**Task statement**
Copy the listing verbatim, excluding any images found in it.

[Saved entries]
----

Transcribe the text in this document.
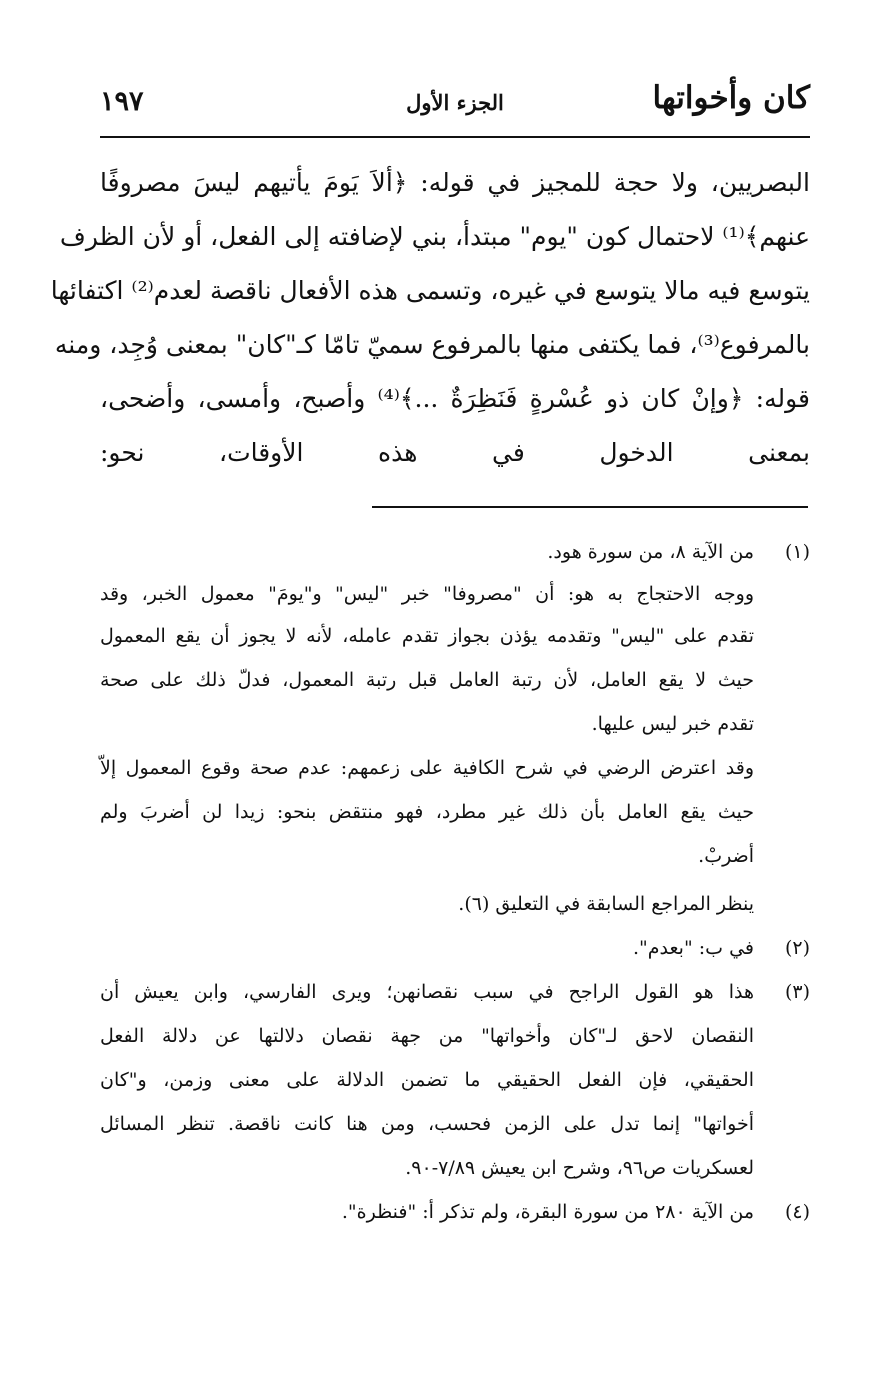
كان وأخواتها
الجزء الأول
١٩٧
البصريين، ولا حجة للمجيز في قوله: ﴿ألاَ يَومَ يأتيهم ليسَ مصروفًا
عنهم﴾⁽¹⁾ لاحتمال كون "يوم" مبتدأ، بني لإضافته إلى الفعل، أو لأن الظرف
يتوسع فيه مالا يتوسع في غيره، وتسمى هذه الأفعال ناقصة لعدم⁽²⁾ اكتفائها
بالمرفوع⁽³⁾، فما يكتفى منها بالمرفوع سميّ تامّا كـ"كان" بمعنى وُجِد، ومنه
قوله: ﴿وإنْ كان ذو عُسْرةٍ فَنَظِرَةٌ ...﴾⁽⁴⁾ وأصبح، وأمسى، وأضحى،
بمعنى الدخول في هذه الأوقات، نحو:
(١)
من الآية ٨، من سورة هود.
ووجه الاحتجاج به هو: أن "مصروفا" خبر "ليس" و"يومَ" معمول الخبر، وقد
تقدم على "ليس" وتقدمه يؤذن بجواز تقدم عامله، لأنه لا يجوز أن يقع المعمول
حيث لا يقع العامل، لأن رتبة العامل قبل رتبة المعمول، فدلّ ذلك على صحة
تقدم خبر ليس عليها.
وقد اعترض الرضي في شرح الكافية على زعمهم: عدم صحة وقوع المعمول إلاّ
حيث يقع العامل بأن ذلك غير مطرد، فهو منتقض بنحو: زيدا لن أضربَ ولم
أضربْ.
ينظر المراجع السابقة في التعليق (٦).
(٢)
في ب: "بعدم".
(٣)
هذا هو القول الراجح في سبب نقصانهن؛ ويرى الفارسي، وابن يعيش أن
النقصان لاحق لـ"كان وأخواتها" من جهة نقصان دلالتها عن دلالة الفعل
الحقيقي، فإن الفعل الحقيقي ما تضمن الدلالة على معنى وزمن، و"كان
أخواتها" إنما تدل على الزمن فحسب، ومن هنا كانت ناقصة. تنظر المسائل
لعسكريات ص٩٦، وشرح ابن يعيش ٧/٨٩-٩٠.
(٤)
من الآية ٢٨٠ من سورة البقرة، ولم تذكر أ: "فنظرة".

----

**Answer for this exercise**
Transcribe the text in this document.
كان وأخواتها
الجزء الأول
١٩٧
البصريين، ولا حجة للمجيز في قوله: ﴿ألاَ يَومَ يأتيهم ليسَ مصروفًا
عنهم﴾⁽¹⁾ لاحتمال كون "يوم" مبتدأ، بني لإضافته إلى الفعل، أو لأن الظرف
يتوسع فيه مالا يتوسع في غيره، وتسمى هذه الأفعال ناقصة لعدم⁽²⁾ اكتفائها
بالمرفوع⁽³⁾، فما يكتفى منها بالمرفوع سميّ تامّا كـ"كان" بمعنى وُجِد، ومنه
قوله: ﴿وإنْ كان ذو عُسْرةٍ فَنَظِرَةٌ ...﴾⁽⁴⁾ وأصبح، وأمسى، وأضحى،
بمعنى الدخول في هذه الأوقات، نحو:
(١)
من الآية ٨، من سورة هود.
ووجه الاحتجاج به هو: أن "مصروفا" خبر "ليس" و"يومَ" معمول الخبر، وقد
تقدم على "ليس" وتقدمه يؤذن بجواز تقدم عامله، لأنه لا يجوز أن يقع المعمول
حيث لا يقع العامل، لأن رتبة العامل قبل رتبة المعمول، فدلّ ذلك على صحة
تقدم خبر ليس عليها.
وقد اعترض الرضي في شرح الكافية على زعمهم: عدم صحة وقوع المعمول إلاّ
حيث يقع العامل بأن ذلك غير مطرد، فهو منتقض بنحو: زيدا لن أضربَ ولم
أضربْ.
ينظر المراجع السابقة في التعليق (٦).
(٢)
في ب: "بعدم".
(٣)
هذا هو القول الراجح في سبب نقصانهن؛ ويرى الفارسي، وابن يعيش أن
النقصان لاحق لـ"كان وأخواتها" من جهة نقصان دلالتها عن دلالة الفعل
الحقيقي، فإن الفعل الحقيقي ما تضمن الدلالة على معنى وزمن، و"كان
أخواتها" إنما تدل على الزمن فحسب، ومن هنا كانت ناقصة. تنظر المسائل
لعسكريات ص٩٦، وشرح ابن يعيش ٧/٨٩-٩٠.
(٤)
من الآية ٢٨٠ من سورة البقرة، ولم تذكر أ: "فنظرة".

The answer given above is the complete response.